* _DATASET CONTENT_:
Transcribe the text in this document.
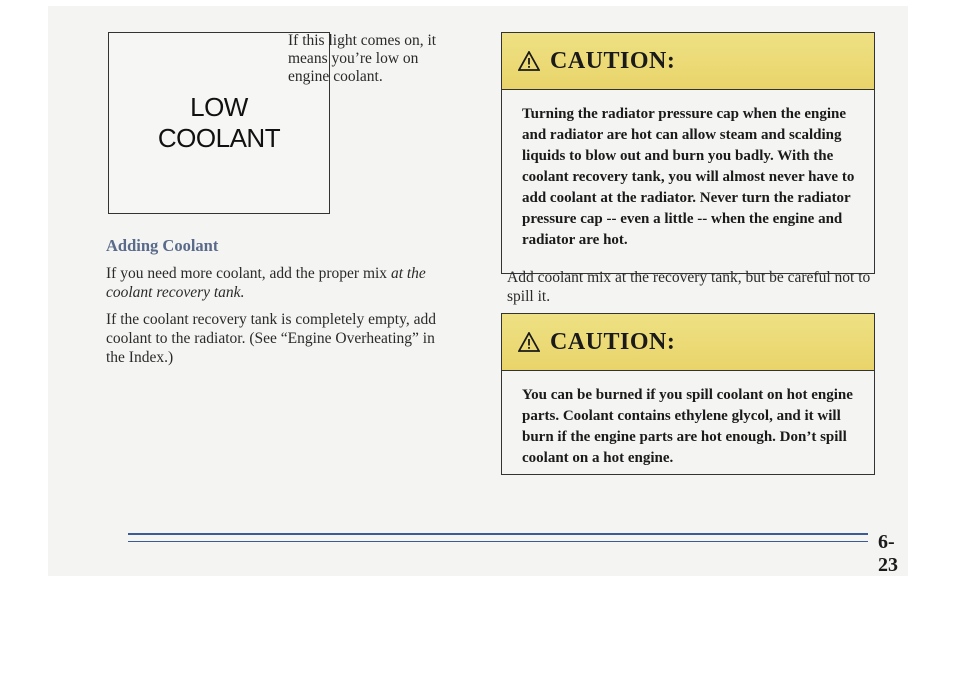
LOW
COOLANT
If this light comes on, it means you’re low on engine coolant.
Adding Coolant

If you need more coolant, add the proper mix at the coolant recovery tank.

If the coolant recovery tank is completely empty, add coolant to the radiator. (See “Engine Overheating” in the Index.)

CAUTION:
Turning the radiator pressure cap when the engine and radiator are hot can allow steam and scalding liquids to blow out and burn you badly. With the coolant recovery tank, you will almost never have to add coolant at the radiator. Never turn the radiator pressure cap -- even a little -- when the engine and radiator are hot.
Add coolant mix at the recovery tank, but be careful not to spill it.
CAUTION:
You can be burned if you spill coolant on hot engine parts. Coolant contains ethylene glycol, and it will burn if the engine parts are hot enough. Don’t spill coolant on a hot engine.
6-23
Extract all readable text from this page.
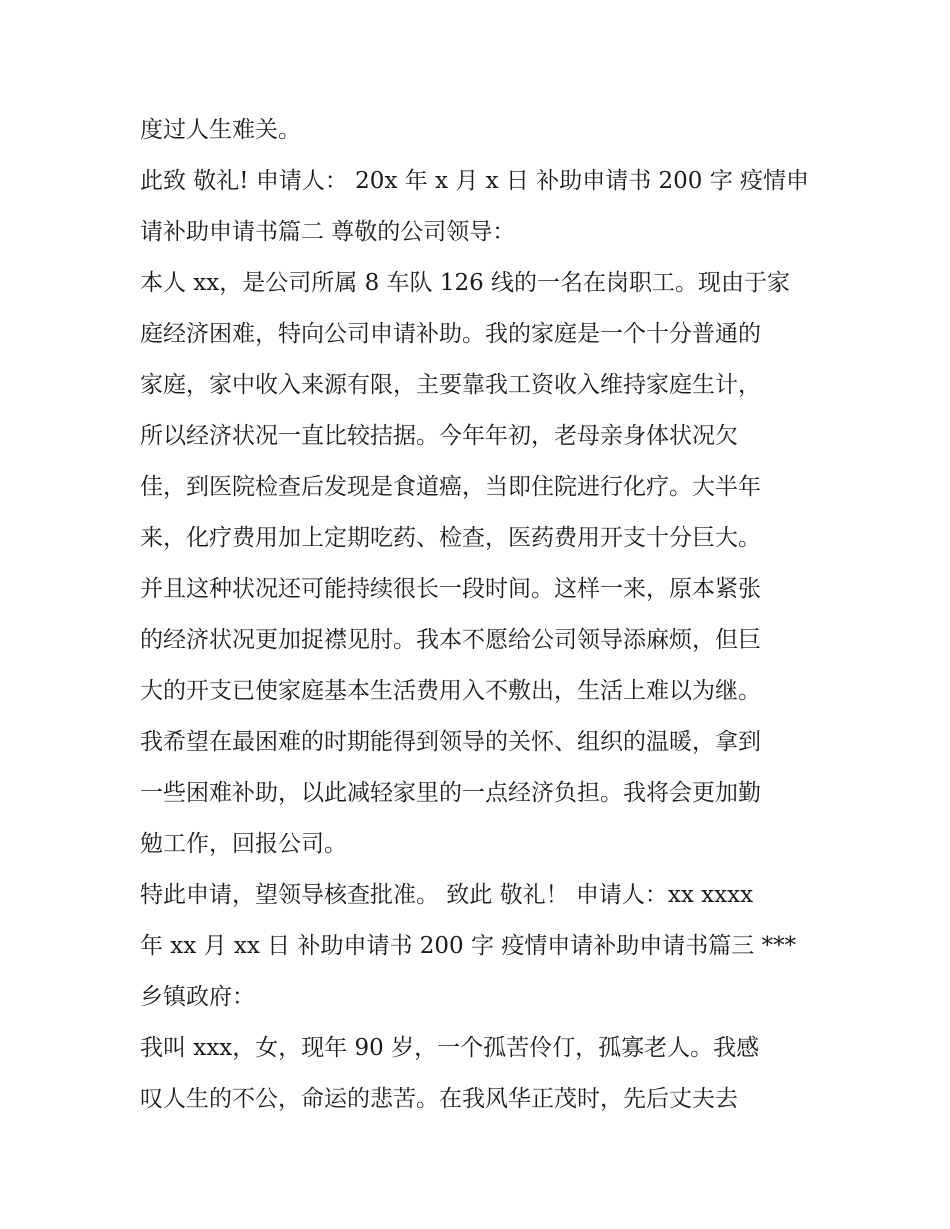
度过人生难关。
此致 敬礼! 申请人： 20x 年 x 月 x 日 补助申请书 200 字 疫情申
请补助申请书篇二 尊敬的公司领导：
本人 xx，是公司所属 8 车队 126 线的一名在岗职工。现由于家
庭经济困难，特向公司申请补助。我的家庭是一个十分普通的
家庭，家中收入来源有限，主要靠我工资收入维持家庭生计，
所以经济状况一直比较拮据。今年年初，老母亲身体状况欠
佳，到医院检查后发现是食道癌，当即住院进行化疗。大半年
来，化疗费用加上定期吃药、检查，医药费用开支十分巨大。
并且这种状况还可能持续很长一段时间。这样一来，原本紧张
的经济状况更加捉襟见肘。我本不愿给公司领导添麻烦，但巨
大的开支已使家庭基本生活费用入不敷出，生活上难以为继。
我希望在最困难的时期能得到领导的关怀、组织的温暖，拿到
一些困难补助，以此减轻家里的一点经济负担。我将会更加勤
勉工作，回报公司。
特此申请，望领导核查批准。 致此 敬礼！ 申请人：xx xxxx
年 xx 月 xx 日 补助申请书 200 字 疫情申请补助申请书篇三 ***
乡镇政府：
我叫 xxx，女，现年 90 岁，一个孤苦伶仃，孤寡老人。我感
叹人生的不公，命运的悲苦。在我风华正茂时，先后丈夫去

* _SET TASK_:
Leave the pictures out and output the rest of the listing exactly.

* _RESPONSE FOR THIS EXERCISE_:
Transcribe the text in this document.
LOW
COOLANT
If this light comes on, it means you’re low on engine coolant.
Adding Coolant

If you need more coolant, add the proper mix at the coolant recovery tank.

If the coolant recovery tank is completely empty, add coolant to the radiator. (See “Engine Overheating” in the Index.)

CAUTION:
Turning the radiator pressure cap when the engine and radiator are hot can allow steam and scalding liquids to blow out and burn you badly. With the coolant recovery tank, you will almost never have to add coolant at the radiator. Never turn the radiator pressure cap -- even a little -- when the engine and radiator are hot.
Add coolant mix at the recovery tank, but be careful not to spill it.
CAUTION:
You can be burned if you spill coolant on hot engine parts. Coolant contains ethylene glycol, and it will burn if the engine parts are hot enough. Don’t spill coolant on a hot engine.
6-23
Extract all readable text from this page.
度过人生难关。
此致 敬礼! 申请人： 20x 年 x 月 x 日 补助申请书 200 字 疫情申
请补助申请书篇二 尊敬的公司领导：
本人 xx，是公司所属 8 车队 126 线的一名在岗职工。现由于家
庭经济困难，特向公司申请补助。我的家庭是一个十分普通的
家庭，家中收入来源有限，主要靠我工资收入维持家庭生计，
所以经济状况一直比较拮据。今年年初，老母亲身体状况欠
佳，到医院检查后发现是食道癌，当即住院进行化疗。大半年
来，化疗费用加上定期吃药、检查，医药费用开支十分巨大。
并且这种状况还可能持续很长一段时间。这样一来，原本紧张
的经济状况更加捉襟见肘。我本不愿给公司领导添麻烦，但巨
大的开支已使家庭基本生活费用入不敷出，生活上难以为继。
我希望在最困难的时期能得到领导的关怀、组织的温暖，拿到
一些困难补助，以此减轻家里的一点经济负担。我将会更加勤
勉工作，回报公司。
特此申请，望领导核查批准。 致此 敬礼！ 申请人：xx xxxx
年 xx 月 xx 日 补助申请书 200 字 疫情申请补助申请书篇三 ***
乡镇政府：
我叫 xxx，女，现年 90 岁，一个孤苦伶仃，孤寡老人。我感
叹人生的不公，命运的悲苦。在我风华正茂时，先后丈夫去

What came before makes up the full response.